#### STATED PROBLEM:
Identify each line below that contains the word "①②③④", and copy it out.

Recorded data:

══════════

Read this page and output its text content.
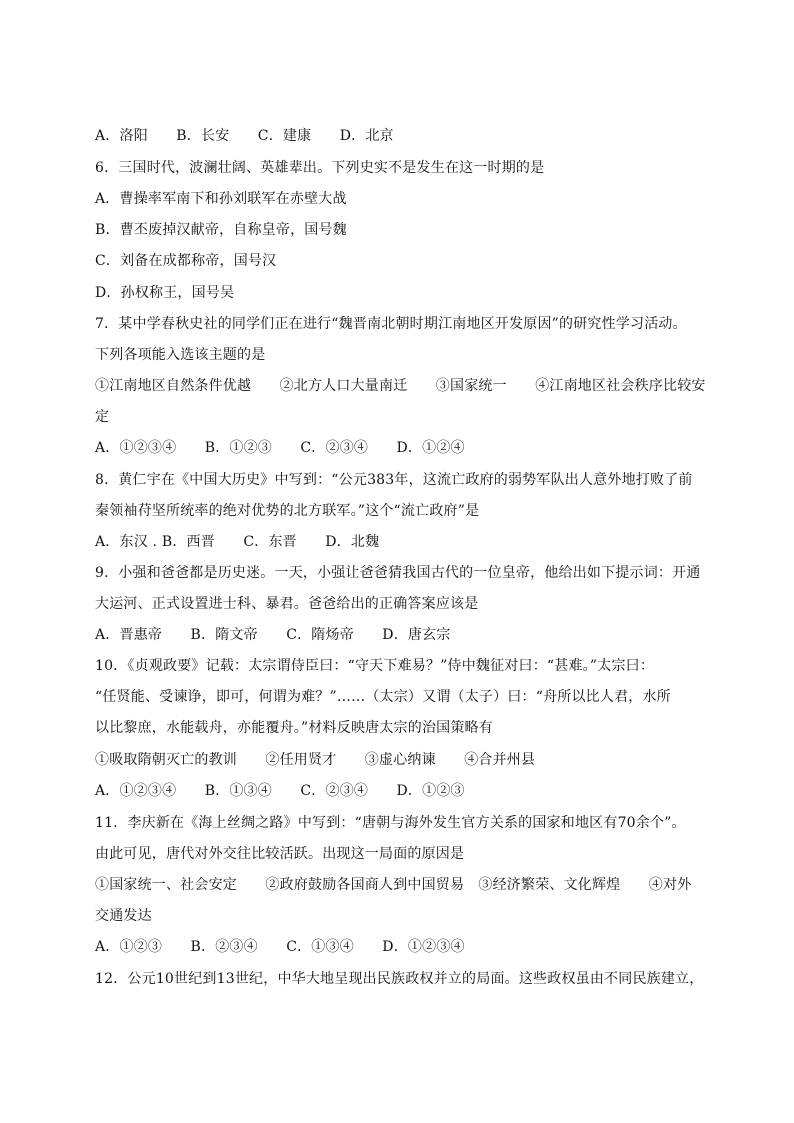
A．洛阳　　B．长安　　C．建康　　D．北京
6．三国时代，波澜壮阔、英雄辈出。下列史实不是发生在这一时期的是
A．曹操率军南下和孙刘联军在赤壁大战
B．曹丕废掉汉献帝，自称皇帝，国号魏
C．刘备在成都称帝，国号汉
D．孙权称王，国号吴
7．某中学春秋史社的同学们正在进行“魏晋南北朝时期江南地区开发原因”的研究性学习活动。
下列各项能入选该主题的是
①江南地区自然条件优越　　②北方人口大量南迁　　③国家统一　　④江南地区社会秩序比较安
定
A．①②③④　　B．①②③　　C．②③④　　D．①②④
8．黄仁宇在《中国大历史》中写到：“公元383年，这流亡政府的弱势军队出人意外地打败了前
秦领袖苻坚所统率的绝对优势的北方联军。”这个“流亡政府”是
A．东汉 . B．西晋　　C．东晋　　D．北魏
9．小强和爸爸都是历史迷。一天，小强让爸爸猜我国古代的一位皇帝，他给出如下提示词：开通
大运河、正式设置进士科、暴君。爸爸给出的正确答案应该是
A．晋惠帝　　B．隋文帝　　C．隋炀帝　　D．唐玄宗
10．《贞观政要》记载：太宗谓侍臣曰：“守天下难易？”侍中魏征对曰：“甚难。”太宗曰：
“任贤能、受谏诤，即可，何谓为难？”……（太宗）又谓（太子）曰：“舟所以比人君，水所
以比黎庶，水能载舟，亦能覆舟。”材料反映唐太宗的治国策略有
①吸取隋朝灭亡的教训　　②任用贤才　　③虚心纳谏　　④合并州县
A．①②③④　　B．①③④　　C．②③④　　D．①②③
11．李庆新在《海上丝绸之路》中写到：“唐朝与海外发生官方关系的国家和地区有70余个”。
由此可见，唐代对外交往比较活跃。出现这一局面的原因是
①国家统一、社会安定　　②政府鼓励各国商人到中国贸易　③经济繁荣、文化辉煌　　④对外
交通发达
A．①②③　　B．②③④　　C．①③④　　D．①②③④
12．公元10世纪到13世纪，中华大地呈现出民族政权并立的局面。这些政权虽由不同民族建立，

══════════

#### RESULT:
A．①②③④　　B．①②③　　C．②③④　　D．①②④
A．①②③④　　B．①③④　　C．②③④　　D．①②③
A．①②③　　B．②③④　　C．①③④　　D．①②③④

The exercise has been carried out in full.